Start of Records shown

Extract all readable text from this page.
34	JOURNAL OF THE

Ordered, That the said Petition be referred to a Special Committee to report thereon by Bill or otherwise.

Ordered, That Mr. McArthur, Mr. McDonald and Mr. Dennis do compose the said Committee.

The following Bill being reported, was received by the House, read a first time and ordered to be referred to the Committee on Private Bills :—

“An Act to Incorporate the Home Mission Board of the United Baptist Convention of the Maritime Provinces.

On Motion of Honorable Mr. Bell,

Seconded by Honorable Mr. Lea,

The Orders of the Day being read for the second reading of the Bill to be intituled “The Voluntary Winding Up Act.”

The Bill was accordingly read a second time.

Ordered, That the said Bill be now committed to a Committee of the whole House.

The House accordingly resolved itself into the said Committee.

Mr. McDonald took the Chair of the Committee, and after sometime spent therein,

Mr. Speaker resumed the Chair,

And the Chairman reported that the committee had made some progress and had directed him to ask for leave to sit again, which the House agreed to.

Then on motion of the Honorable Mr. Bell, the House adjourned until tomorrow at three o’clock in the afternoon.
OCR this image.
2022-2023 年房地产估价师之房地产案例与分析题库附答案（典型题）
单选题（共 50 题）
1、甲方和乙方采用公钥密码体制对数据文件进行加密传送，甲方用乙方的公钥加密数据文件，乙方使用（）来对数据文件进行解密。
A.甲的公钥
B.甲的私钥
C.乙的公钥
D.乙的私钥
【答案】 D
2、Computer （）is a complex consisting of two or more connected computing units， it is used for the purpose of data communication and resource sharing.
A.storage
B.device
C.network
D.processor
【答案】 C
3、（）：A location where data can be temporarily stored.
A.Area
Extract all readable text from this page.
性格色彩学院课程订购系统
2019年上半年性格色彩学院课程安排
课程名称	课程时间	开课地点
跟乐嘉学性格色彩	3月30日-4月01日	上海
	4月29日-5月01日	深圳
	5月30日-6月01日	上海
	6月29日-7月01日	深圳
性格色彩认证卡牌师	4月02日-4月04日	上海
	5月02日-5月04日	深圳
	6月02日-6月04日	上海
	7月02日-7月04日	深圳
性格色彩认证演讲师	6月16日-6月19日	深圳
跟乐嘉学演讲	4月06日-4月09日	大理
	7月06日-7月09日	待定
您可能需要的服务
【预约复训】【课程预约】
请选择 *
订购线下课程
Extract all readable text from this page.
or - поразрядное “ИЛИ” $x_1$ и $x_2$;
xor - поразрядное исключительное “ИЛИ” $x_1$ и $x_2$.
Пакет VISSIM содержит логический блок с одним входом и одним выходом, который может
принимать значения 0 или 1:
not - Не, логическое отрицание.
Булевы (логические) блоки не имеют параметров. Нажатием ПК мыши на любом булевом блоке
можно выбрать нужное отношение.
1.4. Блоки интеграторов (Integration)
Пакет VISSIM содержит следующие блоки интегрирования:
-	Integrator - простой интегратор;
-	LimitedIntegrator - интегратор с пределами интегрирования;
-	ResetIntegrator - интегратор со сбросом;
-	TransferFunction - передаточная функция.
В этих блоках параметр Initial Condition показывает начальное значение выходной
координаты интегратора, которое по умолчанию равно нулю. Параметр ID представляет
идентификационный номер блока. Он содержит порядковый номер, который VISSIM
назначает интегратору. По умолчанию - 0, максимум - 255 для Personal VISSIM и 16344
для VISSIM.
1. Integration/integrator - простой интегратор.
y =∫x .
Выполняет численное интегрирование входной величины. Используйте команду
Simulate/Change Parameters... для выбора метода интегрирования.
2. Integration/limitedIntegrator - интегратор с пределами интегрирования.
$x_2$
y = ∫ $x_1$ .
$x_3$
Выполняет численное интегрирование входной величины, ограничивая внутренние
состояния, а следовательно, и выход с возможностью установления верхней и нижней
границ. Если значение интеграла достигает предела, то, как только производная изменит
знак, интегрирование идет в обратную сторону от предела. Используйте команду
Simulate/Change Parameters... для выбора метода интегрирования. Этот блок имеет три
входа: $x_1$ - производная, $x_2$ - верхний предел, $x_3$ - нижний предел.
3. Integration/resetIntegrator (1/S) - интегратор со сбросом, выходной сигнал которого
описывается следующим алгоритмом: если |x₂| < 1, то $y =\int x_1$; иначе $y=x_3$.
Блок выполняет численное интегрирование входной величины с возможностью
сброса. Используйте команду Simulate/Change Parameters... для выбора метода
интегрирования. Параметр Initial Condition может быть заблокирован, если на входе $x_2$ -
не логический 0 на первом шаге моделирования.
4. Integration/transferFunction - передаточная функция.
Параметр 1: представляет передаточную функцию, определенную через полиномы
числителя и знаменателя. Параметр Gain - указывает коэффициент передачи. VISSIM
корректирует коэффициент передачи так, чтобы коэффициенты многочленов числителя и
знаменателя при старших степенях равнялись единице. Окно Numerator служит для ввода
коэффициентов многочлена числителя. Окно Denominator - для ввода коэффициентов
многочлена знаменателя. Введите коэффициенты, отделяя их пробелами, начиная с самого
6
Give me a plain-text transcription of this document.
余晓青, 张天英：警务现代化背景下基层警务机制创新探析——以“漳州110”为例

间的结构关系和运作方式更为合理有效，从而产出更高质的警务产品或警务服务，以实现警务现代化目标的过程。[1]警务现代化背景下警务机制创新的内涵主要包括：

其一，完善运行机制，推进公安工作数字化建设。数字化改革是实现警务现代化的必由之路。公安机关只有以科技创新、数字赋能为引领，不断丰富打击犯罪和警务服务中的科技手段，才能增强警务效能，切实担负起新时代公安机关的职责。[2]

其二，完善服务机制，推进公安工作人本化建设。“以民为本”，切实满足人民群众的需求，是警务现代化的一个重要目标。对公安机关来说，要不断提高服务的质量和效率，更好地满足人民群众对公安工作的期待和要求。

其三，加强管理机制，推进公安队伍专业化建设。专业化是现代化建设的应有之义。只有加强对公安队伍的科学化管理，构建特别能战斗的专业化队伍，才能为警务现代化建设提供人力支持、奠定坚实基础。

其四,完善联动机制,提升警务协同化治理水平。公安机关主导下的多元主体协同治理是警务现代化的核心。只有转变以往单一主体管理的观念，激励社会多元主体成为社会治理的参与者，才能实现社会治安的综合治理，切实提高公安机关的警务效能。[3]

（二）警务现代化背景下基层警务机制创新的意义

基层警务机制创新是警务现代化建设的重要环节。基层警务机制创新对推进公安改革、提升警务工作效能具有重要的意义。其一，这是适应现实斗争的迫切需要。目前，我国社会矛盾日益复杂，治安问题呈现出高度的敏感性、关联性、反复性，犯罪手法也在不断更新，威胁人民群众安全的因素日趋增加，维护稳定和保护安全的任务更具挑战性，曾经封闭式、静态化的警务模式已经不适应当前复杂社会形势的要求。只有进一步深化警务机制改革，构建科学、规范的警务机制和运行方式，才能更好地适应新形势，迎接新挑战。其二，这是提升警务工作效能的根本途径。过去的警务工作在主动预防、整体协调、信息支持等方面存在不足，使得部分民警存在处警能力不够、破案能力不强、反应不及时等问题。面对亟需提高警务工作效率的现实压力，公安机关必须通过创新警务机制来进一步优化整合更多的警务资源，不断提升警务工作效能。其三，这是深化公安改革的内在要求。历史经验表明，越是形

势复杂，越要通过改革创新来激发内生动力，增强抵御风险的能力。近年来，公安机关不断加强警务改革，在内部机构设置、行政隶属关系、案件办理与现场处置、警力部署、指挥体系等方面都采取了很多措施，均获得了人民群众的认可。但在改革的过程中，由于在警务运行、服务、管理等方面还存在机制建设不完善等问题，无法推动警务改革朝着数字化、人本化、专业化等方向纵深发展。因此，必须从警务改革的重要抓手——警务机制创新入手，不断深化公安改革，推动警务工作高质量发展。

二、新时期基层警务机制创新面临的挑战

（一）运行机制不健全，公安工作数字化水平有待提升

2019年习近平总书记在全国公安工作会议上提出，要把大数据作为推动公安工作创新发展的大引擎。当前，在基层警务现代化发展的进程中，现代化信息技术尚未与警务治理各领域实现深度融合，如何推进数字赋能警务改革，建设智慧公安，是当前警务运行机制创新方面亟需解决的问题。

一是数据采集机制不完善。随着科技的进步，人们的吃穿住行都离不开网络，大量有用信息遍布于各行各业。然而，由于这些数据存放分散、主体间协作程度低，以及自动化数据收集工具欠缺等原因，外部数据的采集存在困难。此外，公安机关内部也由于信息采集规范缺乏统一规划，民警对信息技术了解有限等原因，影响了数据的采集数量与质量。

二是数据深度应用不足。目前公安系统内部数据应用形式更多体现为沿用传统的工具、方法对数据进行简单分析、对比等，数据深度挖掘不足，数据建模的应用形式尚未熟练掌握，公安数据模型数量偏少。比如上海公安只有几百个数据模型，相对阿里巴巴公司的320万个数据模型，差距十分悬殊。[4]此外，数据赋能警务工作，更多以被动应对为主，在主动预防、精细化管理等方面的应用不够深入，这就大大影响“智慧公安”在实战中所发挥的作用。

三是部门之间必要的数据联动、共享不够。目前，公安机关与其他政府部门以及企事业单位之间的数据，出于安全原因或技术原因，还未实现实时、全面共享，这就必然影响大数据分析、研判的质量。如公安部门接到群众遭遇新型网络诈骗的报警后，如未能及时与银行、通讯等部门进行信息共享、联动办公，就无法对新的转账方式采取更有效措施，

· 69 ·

End of Records shown

- Work to do -
Show each line of the listing that holds the string "передачи".

- Completed exercise -
числителя и знаменателя. Параметр Gain - указывает коэффициент передачи. VISSIM
корректирует коэффициент передачи так, чтобы коэффициенты многочленов числителя и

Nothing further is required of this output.